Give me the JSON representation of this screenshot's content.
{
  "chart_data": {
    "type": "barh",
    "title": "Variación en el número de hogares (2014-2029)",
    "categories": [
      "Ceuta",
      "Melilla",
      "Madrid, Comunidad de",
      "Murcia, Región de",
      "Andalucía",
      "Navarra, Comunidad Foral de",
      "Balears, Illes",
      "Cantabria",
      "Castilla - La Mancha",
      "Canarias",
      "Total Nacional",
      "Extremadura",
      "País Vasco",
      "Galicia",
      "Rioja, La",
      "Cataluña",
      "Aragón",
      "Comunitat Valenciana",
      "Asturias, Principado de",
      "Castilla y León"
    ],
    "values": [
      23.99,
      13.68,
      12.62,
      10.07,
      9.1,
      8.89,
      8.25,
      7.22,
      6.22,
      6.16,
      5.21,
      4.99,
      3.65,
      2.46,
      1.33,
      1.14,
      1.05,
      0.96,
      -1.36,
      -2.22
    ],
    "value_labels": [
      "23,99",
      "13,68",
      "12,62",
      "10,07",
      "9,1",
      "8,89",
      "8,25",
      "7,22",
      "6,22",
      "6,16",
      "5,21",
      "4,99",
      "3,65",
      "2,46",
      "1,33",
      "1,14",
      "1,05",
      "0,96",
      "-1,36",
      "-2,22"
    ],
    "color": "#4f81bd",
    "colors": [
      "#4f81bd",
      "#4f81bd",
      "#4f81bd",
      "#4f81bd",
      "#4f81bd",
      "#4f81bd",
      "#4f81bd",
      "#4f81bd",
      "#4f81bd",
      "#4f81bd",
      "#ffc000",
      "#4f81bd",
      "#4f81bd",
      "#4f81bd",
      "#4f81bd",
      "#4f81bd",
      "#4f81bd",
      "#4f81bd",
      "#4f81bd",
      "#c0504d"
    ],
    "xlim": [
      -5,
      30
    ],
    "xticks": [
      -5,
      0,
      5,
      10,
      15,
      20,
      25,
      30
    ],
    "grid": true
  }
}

Task requirements: What is the number of lines in this material that hold the string "Comunidad"? Answer with that number only.

Result of the exercise: 2